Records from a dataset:
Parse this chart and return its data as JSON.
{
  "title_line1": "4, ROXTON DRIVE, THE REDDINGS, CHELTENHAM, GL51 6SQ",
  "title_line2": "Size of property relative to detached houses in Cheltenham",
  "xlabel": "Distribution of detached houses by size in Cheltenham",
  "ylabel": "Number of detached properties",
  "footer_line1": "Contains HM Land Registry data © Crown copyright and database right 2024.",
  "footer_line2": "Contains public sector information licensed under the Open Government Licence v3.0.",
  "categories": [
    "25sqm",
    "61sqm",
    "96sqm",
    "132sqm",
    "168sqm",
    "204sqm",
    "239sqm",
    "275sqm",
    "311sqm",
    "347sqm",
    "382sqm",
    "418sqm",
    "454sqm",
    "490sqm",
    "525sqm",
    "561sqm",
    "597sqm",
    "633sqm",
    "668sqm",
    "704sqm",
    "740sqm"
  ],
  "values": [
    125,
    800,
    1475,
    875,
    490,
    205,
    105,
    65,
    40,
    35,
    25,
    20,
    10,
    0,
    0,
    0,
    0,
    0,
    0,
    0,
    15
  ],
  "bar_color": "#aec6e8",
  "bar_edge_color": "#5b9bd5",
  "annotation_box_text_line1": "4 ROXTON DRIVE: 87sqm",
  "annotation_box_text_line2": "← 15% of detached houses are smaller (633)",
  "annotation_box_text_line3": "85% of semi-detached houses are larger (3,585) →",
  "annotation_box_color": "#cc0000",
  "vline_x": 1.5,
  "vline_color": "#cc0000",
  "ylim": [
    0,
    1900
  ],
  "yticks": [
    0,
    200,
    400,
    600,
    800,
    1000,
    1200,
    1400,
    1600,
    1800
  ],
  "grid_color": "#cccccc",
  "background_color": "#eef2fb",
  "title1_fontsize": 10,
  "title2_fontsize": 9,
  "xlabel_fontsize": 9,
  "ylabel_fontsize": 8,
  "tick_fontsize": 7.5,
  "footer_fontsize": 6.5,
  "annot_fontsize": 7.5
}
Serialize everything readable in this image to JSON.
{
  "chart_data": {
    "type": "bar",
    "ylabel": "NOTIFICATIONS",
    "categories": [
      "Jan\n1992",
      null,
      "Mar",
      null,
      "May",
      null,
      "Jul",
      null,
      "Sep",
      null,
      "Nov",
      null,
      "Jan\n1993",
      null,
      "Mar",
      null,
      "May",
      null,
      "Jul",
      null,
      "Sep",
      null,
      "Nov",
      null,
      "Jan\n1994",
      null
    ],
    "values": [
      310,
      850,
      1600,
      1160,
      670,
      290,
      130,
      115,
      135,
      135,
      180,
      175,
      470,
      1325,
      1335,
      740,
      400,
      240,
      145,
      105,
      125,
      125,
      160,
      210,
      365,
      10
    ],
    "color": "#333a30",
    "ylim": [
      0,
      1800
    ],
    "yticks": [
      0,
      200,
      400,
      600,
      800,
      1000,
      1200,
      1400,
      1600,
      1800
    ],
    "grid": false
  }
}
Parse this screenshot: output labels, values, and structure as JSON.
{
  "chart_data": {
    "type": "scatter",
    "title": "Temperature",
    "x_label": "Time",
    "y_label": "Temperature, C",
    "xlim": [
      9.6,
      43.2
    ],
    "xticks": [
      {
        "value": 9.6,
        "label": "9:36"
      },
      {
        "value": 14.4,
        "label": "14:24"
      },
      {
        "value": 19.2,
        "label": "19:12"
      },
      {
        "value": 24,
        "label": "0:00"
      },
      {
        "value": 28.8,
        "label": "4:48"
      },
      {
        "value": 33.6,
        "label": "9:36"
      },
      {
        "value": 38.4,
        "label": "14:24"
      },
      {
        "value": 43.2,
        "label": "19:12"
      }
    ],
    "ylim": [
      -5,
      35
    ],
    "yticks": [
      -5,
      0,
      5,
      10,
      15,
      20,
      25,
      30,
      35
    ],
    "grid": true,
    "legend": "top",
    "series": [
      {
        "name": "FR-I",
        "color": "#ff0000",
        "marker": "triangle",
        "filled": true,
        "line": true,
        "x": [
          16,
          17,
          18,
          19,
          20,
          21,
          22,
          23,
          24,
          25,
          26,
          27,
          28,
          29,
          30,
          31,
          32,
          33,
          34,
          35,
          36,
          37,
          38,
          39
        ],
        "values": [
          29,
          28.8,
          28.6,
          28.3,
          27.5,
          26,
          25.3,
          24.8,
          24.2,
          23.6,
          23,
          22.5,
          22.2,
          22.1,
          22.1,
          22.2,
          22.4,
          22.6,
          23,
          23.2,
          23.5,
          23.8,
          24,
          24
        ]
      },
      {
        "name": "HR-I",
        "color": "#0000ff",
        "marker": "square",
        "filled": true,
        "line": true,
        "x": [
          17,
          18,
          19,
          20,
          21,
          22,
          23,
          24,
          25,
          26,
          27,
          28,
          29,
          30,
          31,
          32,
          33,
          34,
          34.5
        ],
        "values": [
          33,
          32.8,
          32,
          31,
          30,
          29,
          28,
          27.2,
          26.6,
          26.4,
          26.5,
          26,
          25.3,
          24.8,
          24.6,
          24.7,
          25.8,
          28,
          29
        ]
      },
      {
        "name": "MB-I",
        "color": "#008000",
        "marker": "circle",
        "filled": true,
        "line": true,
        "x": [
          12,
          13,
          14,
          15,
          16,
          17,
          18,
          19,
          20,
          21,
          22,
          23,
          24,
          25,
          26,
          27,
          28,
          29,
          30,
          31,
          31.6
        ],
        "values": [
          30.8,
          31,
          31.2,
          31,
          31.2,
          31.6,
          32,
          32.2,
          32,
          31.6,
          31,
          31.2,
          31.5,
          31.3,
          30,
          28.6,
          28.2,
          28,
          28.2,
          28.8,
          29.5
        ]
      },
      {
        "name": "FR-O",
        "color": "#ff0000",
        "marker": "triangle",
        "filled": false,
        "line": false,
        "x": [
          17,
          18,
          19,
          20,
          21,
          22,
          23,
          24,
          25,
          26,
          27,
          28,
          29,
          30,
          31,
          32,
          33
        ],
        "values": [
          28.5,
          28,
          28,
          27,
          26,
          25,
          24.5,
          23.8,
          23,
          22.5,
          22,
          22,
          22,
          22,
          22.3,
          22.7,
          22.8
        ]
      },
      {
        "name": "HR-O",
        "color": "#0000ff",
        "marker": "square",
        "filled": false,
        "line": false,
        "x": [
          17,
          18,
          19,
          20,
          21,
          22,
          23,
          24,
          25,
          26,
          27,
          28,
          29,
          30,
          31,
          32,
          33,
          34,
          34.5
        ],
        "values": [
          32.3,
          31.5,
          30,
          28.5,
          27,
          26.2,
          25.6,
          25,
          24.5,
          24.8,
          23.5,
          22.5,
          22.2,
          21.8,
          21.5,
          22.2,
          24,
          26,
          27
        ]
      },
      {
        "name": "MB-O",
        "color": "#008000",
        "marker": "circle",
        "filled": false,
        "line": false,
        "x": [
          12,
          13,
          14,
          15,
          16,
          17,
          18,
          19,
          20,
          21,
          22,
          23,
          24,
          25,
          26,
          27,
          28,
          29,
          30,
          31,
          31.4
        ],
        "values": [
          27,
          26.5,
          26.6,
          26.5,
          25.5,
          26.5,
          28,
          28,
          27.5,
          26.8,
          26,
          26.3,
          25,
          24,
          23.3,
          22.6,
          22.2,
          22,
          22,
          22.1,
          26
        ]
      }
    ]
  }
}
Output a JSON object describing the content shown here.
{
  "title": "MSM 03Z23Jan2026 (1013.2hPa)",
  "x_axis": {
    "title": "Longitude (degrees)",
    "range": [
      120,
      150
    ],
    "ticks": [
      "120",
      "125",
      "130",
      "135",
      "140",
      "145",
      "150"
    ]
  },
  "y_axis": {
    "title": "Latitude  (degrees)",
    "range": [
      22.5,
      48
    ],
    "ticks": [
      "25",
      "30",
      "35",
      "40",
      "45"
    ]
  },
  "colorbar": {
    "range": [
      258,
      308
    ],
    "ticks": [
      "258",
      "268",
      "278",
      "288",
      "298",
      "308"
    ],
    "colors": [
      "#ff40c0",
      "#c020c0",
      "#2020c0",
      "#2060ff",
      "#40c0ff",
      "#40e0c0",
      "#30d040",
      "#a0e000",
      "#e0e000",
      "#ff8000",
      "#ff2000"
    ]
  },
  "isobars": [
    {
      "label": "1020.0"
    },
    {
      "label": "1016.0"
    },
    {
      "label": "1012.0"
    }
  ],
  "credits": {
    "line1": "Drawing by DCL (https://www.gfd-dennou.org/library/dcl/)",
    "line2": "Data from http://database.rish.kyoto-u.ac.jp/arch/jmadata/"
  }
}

AIM OF THE TASK
The lines to reproduce run from the one that contains "Output a JSON" through the last line above; copy them exactly.

PROBLEM SOLUTION
Output a JSON object describing the content shown here.
{
  "title": "MSM 03Z23Jan2026 (1013.2hPa)",
  "x_axis": {
    "title": "Longitude (degrees)",
    "range": [
      120,
      150
    ],
    "ticks": [
      "120",
      "125",
      "130",
      "135",
      "140",
      "145",
      "150"
    ]
  },
  "y_axis": {
    "title": "Latitude  (degrees)",
    "range": [
      22.5,
      48
    ],
    "ticks": [
      "25",
      "30",
      "35",
      "40",
      "45"
    ]
  },
  "colorbar": {
    "range": [
      258,
      308
    ],
    "ticks": [
      "258",
      "268",
      "278",
      "288",
      "298",
      "308"
    ],
    "colors": [
      "#ff40c0",
      "#c020c0",
      "#2020c0",
      "#2060ff",
      "#40c0ff",
      "#40e0c0",
      "#30d040",
      "#a0e000",
      "#e0e000",
      "#ff8000",
      "#ff2000"
    ]
  },
  "isobars": [
    {
      "label": "1020.0"
    },
    {
      "label": "1016.0"
    },
    {
      "label": "1012.0"
    }
  ],
  "credits": {
    "line1": "Drawing by DCL (https://www.gfd-dennou.org/library/dcl/)",
    "line2": "Data from http://database.rish.kyoto-u.ac.jp/arch/jmadata/"
  }
}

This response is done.